━━ Material for this exercise
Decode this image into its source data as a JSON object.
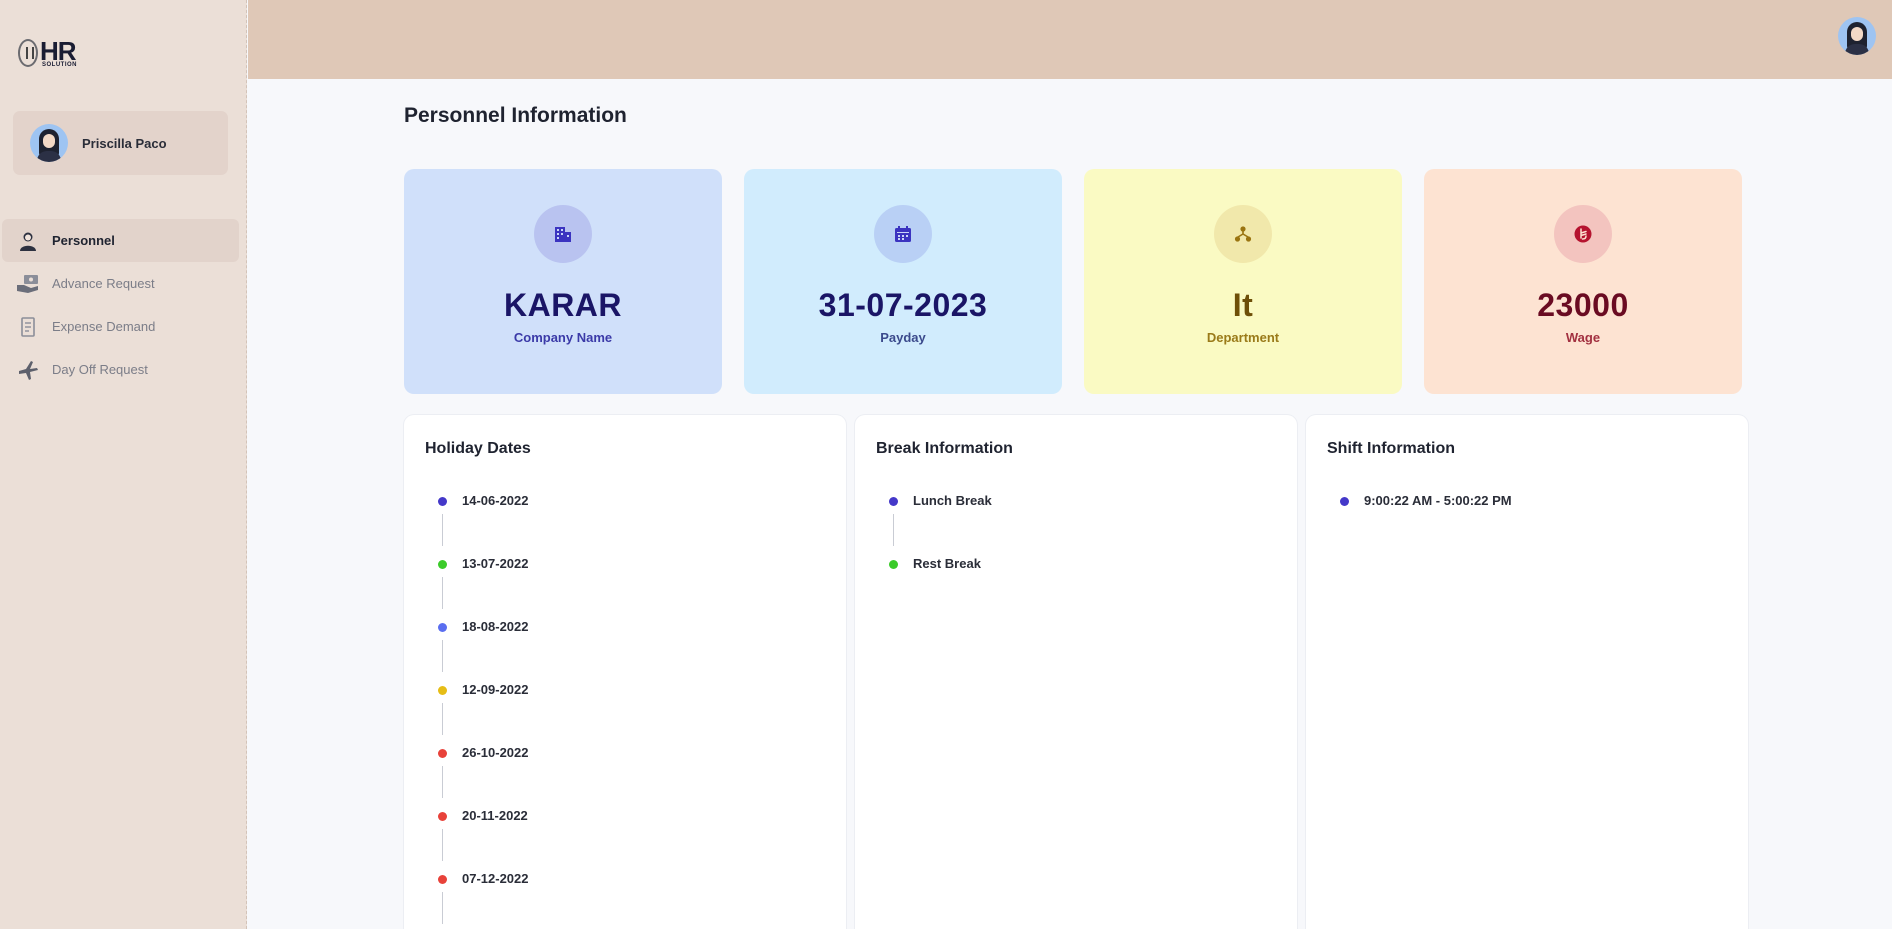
{
  "logo": {
    "main": "HR",
    "sub": "SOLUTION"
  },
  "user": {
    "name": "Priscilla Paco"
  },
  "nav": [
    {
      "label": "Personnel",
      "icon": "person-icon"
    },
    {
      "label": "Advance Request",
      "icon": "money-hand-icon"
    },
    {
      "label": "Expense Demand",
      "icon": "receipt-icon"
    },
    {
      "label": "Day Off Request",
      "icon": "airplane-icon"
    }
  ],
  "page": {
    "title": "Personnel Information"
  },
  "stats": [
    {
      "value": "KARAR",
      "label": "Company Name",
      "icon": "building-icon",
      "bg": "#d0e0fa",
      "icon_bg": "#b3bbef",
      "value_color": "#1a1566",
      "label_color": "#3b3aa8"
    },
    {
      "value": "31-07-2023",
      "label": "Payday",
      "icon": "calendar-icon",
      "bg": "#d1ecfd",
      "icon_bg": "#b7cdf5",
      "value_color": "#1a1566",
      "label_color": "#3b4a8c"
    },
    {
      "value": "It",
      "label": "Department",
      "icon": "org-chart-icon",
      "bg": "#fafac3",
      "icon_bg": "#f0e7a9",
      "value_color": "#6e4f08",
      "label_color": "#9a7a19"
    },
    {
      "value": "23000",
      "label": "Wage",
      "icon": "currency-icon",
      "bg": "#fde3d2",
      "icon_bg": "#f4c1bd",
      "value_color": "#6a0b22",
      "label_color": "#a23040"
    }
  ],
  "panels": {
    "holidays": {
      "title": "Holiday Dates",
      "items": [
        {
          "text": "14-06-2022",
          "color": "#4438c9"
        },
        {
          "text": "13-07-2022",
          "color": "#3bcb2a"
        },
        {
          "text": "18-08-2022",
          "color": "#5a6ef0"
        },
        {
          "text": "12-09-2022",
          "color": "#e6bd16"
        },
        {
          "text": "26-10-2022",
          "color": "#e8423a"
        },
        {
          "text": "20-11-2022",
          "color": "#e8423a"
        },
        {
          "text": "07-12-2022",
          "color": "#e8423a"
        }
      ]
    },
    "breaks": {
      "title": "Break Information",
      "items": [
        {
          "text": "Lunch Break",
          "color": "#4438c9"
        },
        {
          "text": "Rest Break",
          "color": "#3bcb2a"
        }
      ]
    },
    "shifts": {
      "title": "Shift Information",
      "items": [
        {
          "text": "9:00:22 AM - 5:00:22 PM",
          "color": "#4438c9"
        }
      ]
    }
  }
}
━━━━
Your task – Reproduce the entries exactly. Do not carry over any picture.

Solution for this task –
Decode this image into its source data as a JSON object.
{
  "logo": {
    "main": "HR",
    "sub": "SOLUTION"
  },
  "user": {
    "name": "Priscilla Paco"
  },
  "nav": [
    {
      "label": "Personnel",
      "icon": "person-icon"
    },
    {
      "label": "Advance Request",
      "icon": "money-hand-icon"
    },
    {
      "label": "Expense Demand",
      "icon": "receipt-icon"
    },
    {
      "label": "Day Off Request",
      "icon": "airplane-icon"
    }
  ],
  "page": {
    "title": "Personnel Information"
  },
  "stats": [
    {
      "value": "KARAR",
      "label": "Company Name",
      "icon": "building-icon",
      "bg": "#d0e0fa",
      "icon_bg": "#b3bbef",
      "value_color": "#1a1566",
      "label_color": "#3b3aa8"
    },
    {
      "value": "31-07-2023",
      "label": "Payday",
      "icon": "calendar-icon",
      "bg": "#d1ecfd",
      "icon_bg": "#b7cdf5",
      "value_color": "#1a1566",
      "label_color": "#3b4a8c"
    },
    {
      "value": "It",
      "label": "Department",
      "icon": "org-chart-icon",
      "bg": "#fafac3",
      "icon_bg": "#f0e7a9",
      "value_color": "#6e4f08",
      "label_color": "#9a7a19"
    },
    {
      "value": "23000",
      "label": "Wage",
      "icon": "currency-icon",
      "bg": "#fde3d2",
      "icon_bg": "#f4c1bd",
      "value_color": "#6a0b22",
      "label_color": "#a23040"
    }
  ],
  "panels": {
    "holidays": {
      "title": "Holiday Dates",
      "items": [
        {
          "text": "14-06-2022",
          "color": "#4438c9"
        },
        {
          "text": "13-07-2022",
          "color": "#3bcb2a"
        },
        {
          "text": "18-08-2022",
          "color": "#5a6ef0"
        },
        {
          "text": "12-09-2022",
          "color": "#e6bd16"
        },
        {
          "text": "26-10-2022",
          "color": "#e8423a"
        },
        {
          "text": "20-11-2022",
          "color": "#e8423a"
        },
        {
          "text": "07-12-2022",
          "color": "#e8423a"
        }
      ]
    },
    "breaks": {
      "title": "Break Information",
      "items": [
        {
          "text": "Lunch Break",
          "color": "#4438c9"
        },
        {
          "text": "Rest Break",
          "color": "#3bcb2a"
        }
      ]
    },
    "shifts": {
      "title": "Shift Information",
      "items": [
        {
          "text": "9:00:22 AM - 5:00:22 PM",
          "color": "#4438c9"
        }
      ]
    }
  }
}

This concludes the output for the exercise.